What needs to be done:
Copy all the material that follows, keeping every character the same.

Material provided:
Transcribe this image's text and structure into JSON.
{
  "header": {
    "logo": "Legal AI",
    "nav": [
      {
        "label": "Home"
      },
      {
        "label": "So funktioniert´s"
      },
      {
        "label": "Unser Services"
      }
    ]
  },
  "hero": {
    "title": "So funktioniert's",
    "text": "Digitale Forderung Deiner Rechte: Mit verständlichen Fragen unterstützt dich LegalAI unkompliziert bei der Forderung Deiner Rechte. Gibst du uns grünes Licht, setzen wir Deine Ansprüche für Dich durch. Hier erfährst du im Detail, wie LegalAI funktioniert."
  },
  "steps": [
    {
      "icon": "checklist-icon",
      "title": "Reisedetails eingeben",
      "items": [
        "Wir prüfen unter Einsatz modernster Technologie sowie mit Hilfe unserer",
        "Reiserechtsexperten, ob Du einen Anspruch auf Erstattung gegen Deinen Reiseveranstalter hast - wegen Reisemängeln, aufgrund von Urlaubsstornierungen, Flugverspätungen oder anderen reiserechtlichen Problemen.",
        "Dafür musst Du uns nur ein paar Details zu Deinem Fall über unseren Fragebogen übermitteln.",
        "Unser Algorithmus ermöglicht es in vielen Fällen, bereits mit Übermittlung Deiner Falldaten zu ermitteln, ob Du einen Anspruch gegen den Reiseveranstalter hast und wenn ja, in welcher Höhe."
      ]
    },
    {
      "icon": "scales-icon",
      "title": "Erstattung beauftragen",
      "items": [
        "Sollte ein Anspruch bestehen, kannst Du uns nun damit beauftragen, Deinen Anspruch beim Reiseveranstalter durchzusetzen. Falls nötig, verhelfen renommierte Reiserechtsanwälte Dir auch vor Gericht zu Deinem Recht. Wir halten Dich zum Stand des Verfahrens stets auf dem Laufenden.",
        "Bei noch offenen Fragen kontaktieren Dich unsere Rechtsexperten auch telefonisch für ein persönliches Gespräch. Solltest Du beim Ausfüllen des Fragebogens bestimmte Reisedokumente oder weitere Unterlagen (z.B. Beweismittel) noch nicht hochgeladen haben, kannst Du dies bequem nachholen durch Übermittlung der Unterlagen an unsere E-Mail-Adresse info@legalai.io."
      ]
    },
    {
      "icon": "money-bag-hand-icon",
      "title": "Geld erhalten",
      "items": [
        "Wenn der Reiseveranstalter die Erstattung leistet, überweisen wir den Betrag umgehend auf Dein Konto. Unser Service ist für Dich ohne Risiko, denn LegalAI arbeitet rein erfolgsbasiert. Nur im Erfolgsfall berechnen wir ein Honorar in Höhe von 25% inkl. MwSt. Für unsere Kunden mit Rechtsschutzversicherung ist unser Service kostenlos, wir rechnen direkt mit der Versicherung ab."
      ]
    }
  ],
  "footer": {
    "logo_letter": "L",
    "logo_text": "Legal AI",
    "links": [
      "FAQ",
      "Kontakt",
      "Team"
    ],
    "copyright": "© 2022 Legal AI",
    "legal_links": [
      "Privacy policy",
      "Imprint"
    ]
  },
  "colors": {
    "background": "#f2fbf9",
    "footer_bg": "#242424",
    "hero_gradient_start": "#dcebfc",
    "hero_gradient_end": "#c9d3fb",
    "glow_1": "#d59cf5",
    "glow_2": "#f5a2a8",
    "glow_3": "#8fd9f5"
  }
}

Exercise result:
Transcribe this image's text and structure into JSON.
{
  "header": {
    "logo": "Legal AI",
    "nav": [
      {
        "label": "Home"
      },
      {
        "label": "So funktioniert´s"
      },
      {
        "label": "Unser Services"
      }
    ]
  },
  "hero": {
    "title": "So funktioniert's",
    "text": "Digitale Forderung Deiner Rechte: Mit verständlichen Fragen unterstützt dich LegalAI unkompliziert bei der Forderung Deiner Rechte. Gibst du uns grünes Licht, setzen wir Deine Ansprüche für Dich durch. Hier erfährst du im Detail, wie LegalAI funktioniert."
  },
  "steps": [
    {
      "icon": "checklist-icon",
      "title": "Reisedetails eingeben",
      "items": [
        "Wir prüfen unter Einsatz modernster Technologie sowie mit Hilfe unserer",
        "Reiserechtsexperten, ob Du einen Anspruch auf Erstattung gegen Deinen Reiseveranstalter hast - wegen Reisemängeln, aufgrund von Urlaubsstornierungen, Flugverspätungen oder anderen reiserechtlichen Problemen.",
        "Dafür musst Du uns nur ein paar Details zu Deinem Fall über unseren Fragebogen übermitteln.",
        "Unser Algorithmus ermöglicht es in vielen Fällen, bereits mit Übermittlung Deiner Falldaten zu ermitteln, ob Du einen Anspruch gegen den Reiseveranstalter hast und wenn ja, in welcher Höhe."
      ]
    },
    {
      "icon": "scales-icon",
      "title": "Erstattung beauftragen",
      "items": [
        "Sollte ein Anspruch bestehen, kannst Du uns nun damit beauftragen, Deinen Anspruch beim Reiseveranstalter durchzusetzen. Falls nötig, verhelfen renommierte Reiserechtsanwälte Dir auch vor Gericht zu Deinem Recht. Wir halten Dich zum Stand des Verfahrens stets auf dem Laufenden.",
        "Bei noch offenen Fragen kontaktieren Dich unsere Rechtsexperten auch telefonisch für ein persönliches Gespräch. Solltest Du beim Ausfüllen des Fragebogens bestimmte Reisedokumente oder weitere Unterlagen (z.B. Beweismittel) noch nicht hochgeladen haben, kannst Du dies bequem nachholen durch Übermittlung der Unterlagen an unsere E-Mail-Adresse info@legalai.io."
      ]
    },
    {
      "icon": "money-bag-hand-icon",
      "title": "Geld erhalten",
      "items": [
        "Wenn der Reiseveranstalter die Erstattung leistet, überweisen wir den Betrag umgehend auf Dein Konto. Unser Service ist für Dich ohne Risiko, denn LegalAI arbeitet rein erfolgsbasiert. Nur im Erfolgsfall berechnen wir ein Honorar in Höhe von 25% inkl. MwSt. Für unsere Kunden mit Rechtsschutzversicherung ist unser Service kostenlos, wir rechnen direkt mit der Versicherung ab."
      ]
    }
  ],
  "footer": {
    "logo_letter": "L",
    "logo_text": "Legal AI",
    "links": [
      "FAQ",
      "Kontakt",
      "Team"
    ],
    "copyright": "© 2022 Legal AI",
    "legal_links": [
      "Privacy policy",
      "Imprint"
    ]
  },
  "colors": {
    "background": "#f2fbf9",
    "footer_bg": "#242424",
    "hero_gradient_start": "#dcebfc",
    "hero_gradient_end": "#c9d3fb",
    "glow_1": "#d59cf5",
    "glow_2": "#f5a2a8",
    "glow_3": "#8fd9f5"
  }
}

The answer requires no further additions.